GOAL => Only the pictures are left out: repeat the rest of the entries exactly.

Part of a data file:
════════════════

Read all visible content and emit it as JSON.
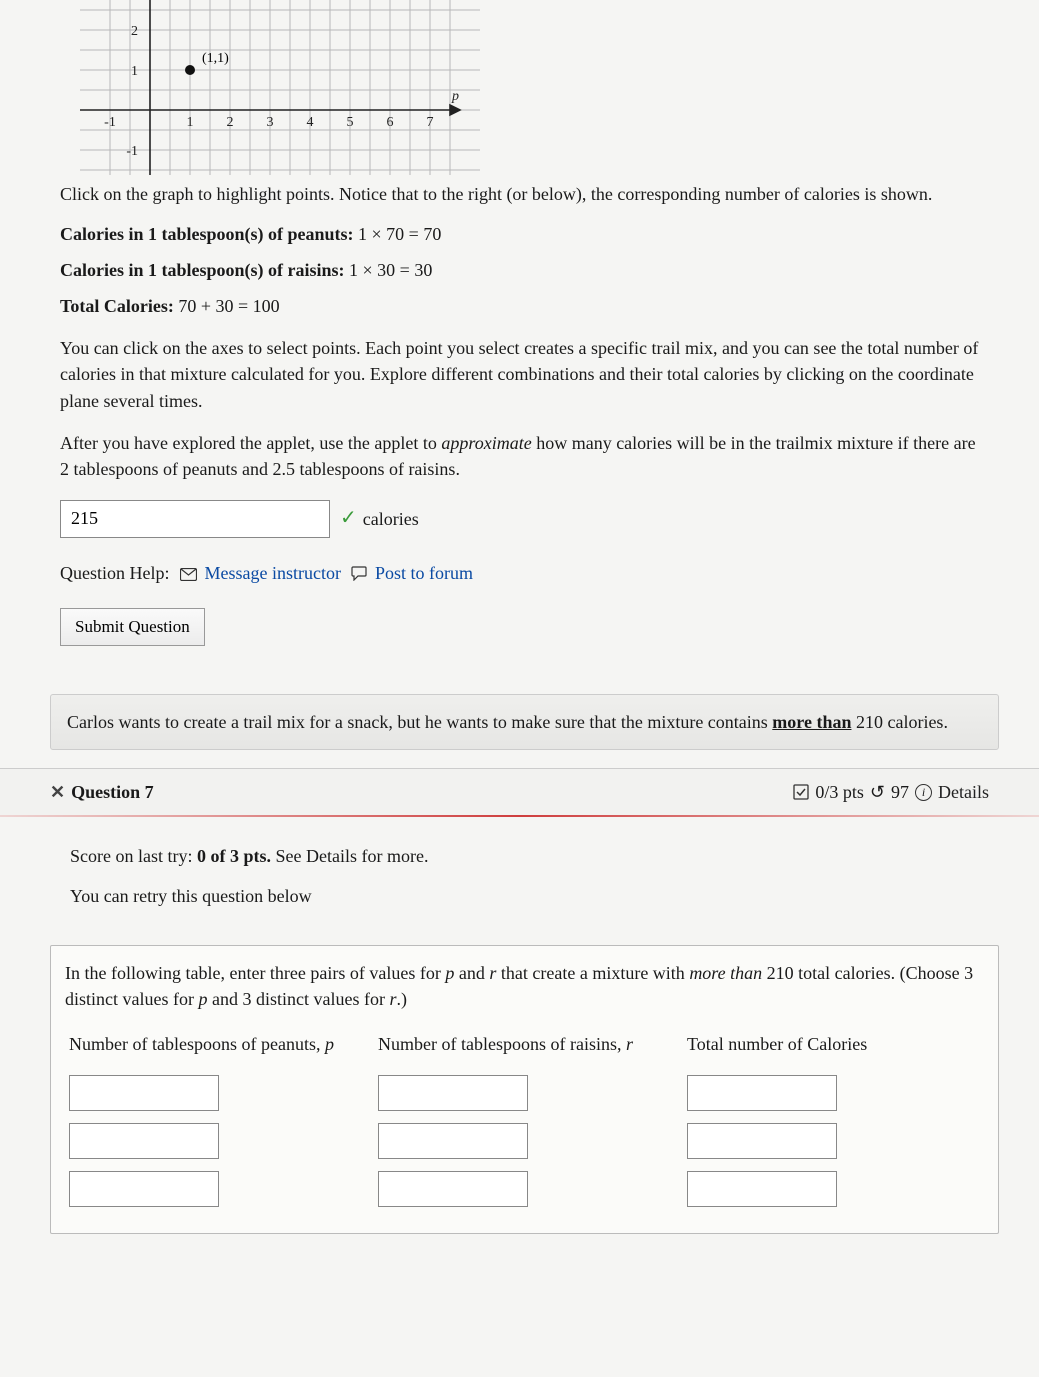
{
  "chart_data": {
    "type": "scatter",
    "x_range": [
      -1,
      7.5
    ],
    "y_range": [
      -1.5,
      2.5
    ],
    "x_ticks": [
      -1,
      1,
      2,
      3,
      4,
      5,
      6,
      7
    ],
    "y_ticks": [
      -1,
      1,
      2
    ],
    "x_axis_label": "p",
    "points": [
      {
        "x": 1,
        "y": 1,
        "label": "(1,1)"
      }
    ],
    "grid": true
  },
  "graph_instruction": "Click on the graph to highlight points. Notice that to the right (or below), the corresponding number of calories is shown.",
  "calc": {
    "peanuts_label": "Calories in 1 tablespoon(s) of peanuts:",
    "peanuts_expr": "1 × 70 = 70",
    "raisins_label": "Calories in 1 tablespoon(s) of raisins:",
    "raisins_expr": "1 × 30 = 30",
    "total_label": "Total Calories:",
    "total_expr": "70 + 30 = 100"
  },
  "paragraphs": {
    "explore": "You can click on the axes to select points. Each point you select creates a specific trail mix, and you can see the total number of calories in that mixture calculated for you. Explore different combinations and their total calories by clicking on the coordinate plane several times.",
    "task_pre": "After you have explored the applet, use the applet to ",
    "task_em": "approximate",
    "task_post": " how many calories will be in the trailmix mixture if there are 2 tablespoons of peanuts and 2.5 tablespoons of raisins."
  },
  "answer": {
    "value": "215",
    "unit": "calories"
  },
  "help": {
    "label": "Question Help:",
    "msg": "Message instructor",
    "forum": "Post to forum"
  },
  "submit": "Submit Question",
  "context": {
    "pre": "Carlos wants to create a trail mix for a snack, but he wants to make sure that the mixture contains ",
    "emph": "more than",
    "post": " 210 calories."
  },
  "q7": {
    "title": "Question 7",
    "pts": "0/3 pts",
    "retries": "97",
    "details": "Details",
    "score_line_pre": "Score on last try: ",
    "score_line_bold": "0 of 3 pts.",
    "score_line_post": " See Details for more.",
    "retry_line": "You can retry this question below",
    "intro_pre": "In the following table, enter three pairs of values for ",
    "intro_mid1": " and ",
    "intro_mid2": " that create a mixture with ",
    "intro_em": "more than",
    "intro_mid3": " 210 total calories. (Choose 3 distinct values for ",
    "intro_mid4": " and 3 distinct values for ",
    "intro_end": ".)",
    "var_p": "p",
    "var_r": "r",
    "headers": {
      "p": "Number of tablespoons of peanuts, ",
      "r": "Number of tablespoons of raisins, ",
      "t": "Total number of Calories"
    }
  }
}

════════════════

COMPLETED TASK =>
Read all visible content and emit it as JSON.
{
  "chart_data": {
    "type": "scatter",
    "x_range": [
      -1,
      7.5
    ],
    "y_range": [
      -1.5,
      2.5
    ],
    "x_ticks": [
      -1,
      1,
      2,
      3,
      4,
      5,
      6,
      7
    ],
    "y_ticks": [
      -1,
      1,
      2
    ],
    "x_axis_label": "p",
    "points": [
      {
        "x": 1,
        "y": 1,
        "label": "(1,1)"
      }
    ],
    "grid": true
  },
  "graph_instruction": "Click on the graph to highlight points. Notice that to the right (or below), the corresponding number of calories is shown.",
  "calc": {
    "peanuts_label": "Calories in 1 tablespoon(s) of peanuts:",
    "peanuts_expr": "1 × 70 = 70",
    "raisins_label": "Calories in 1 tablespoon(s) of raisins:",
    "raisins_expr": "1 × 30 = 30",
    "total_label": "Total Calories:",
    "total_expr": "70 + 30 = 100"
  },
  "paragraphs": {
    "explore": "You can click on the axes to select points. Each point you select creates a specific trail mix, and you can see the total number of calories in that mixture calculated for you. Explore different combinations and their total calories by clicking on the coordinate plane several times.",
    "task_pre": "After you have explored the applet, use the applet to ",
    "task_em": "approximate",
    "task_post": " how many calories will be in the trailmix mixture if there are 2 tablespoons of peanuts and 2.5 tablespoons of raisins."
  },
  "answer": {
    "value": "215",
    "unit": "calories"
  },
  "help": {
    "label": "Question Help:",
    "msg": "Message instructor",
    "forum": "Post to forum"
  },
  "submit": "Submit Question",
  "context": {
    "pre": "Carlos wants to create a trail mix for a snack, but he wants to make sure that the mixture contains ",
    "emph": "more than",
    "post": " 210 calories."
  },
  "q7": {
    "title": "Question 7",
    "pts": "0/3 pts",
    "retries": "97",
    "details": "Details",
    "score_line_pre": "Score on last try: ",
    "score_line_bold": "0 of 3 pts.",
    "score_line_post": " See Details for more.",
    "retry_line": "You can retry this question below",
    "intro_pre": "In the following table, enter three pairs of values for ",
    "intro_mid1": " and ",
    "intro_mid2": " that create a mixture with ",
    "intro_em": "more than",
    "intro_mid3": " 210 total calories. (Choose 3 distinct values for ",
    "intro_mid4": " and 3 distinct values for ",
    "intro_end": ".)",
    "var_p": "p",
    "var_r": "r",
    "headers": {
      "p": "Number of tablespoons of peanuts, ",
      "r": "Number of tablespoons of raisins, ",
      "t": "Total number of Calories"
    }
  }
}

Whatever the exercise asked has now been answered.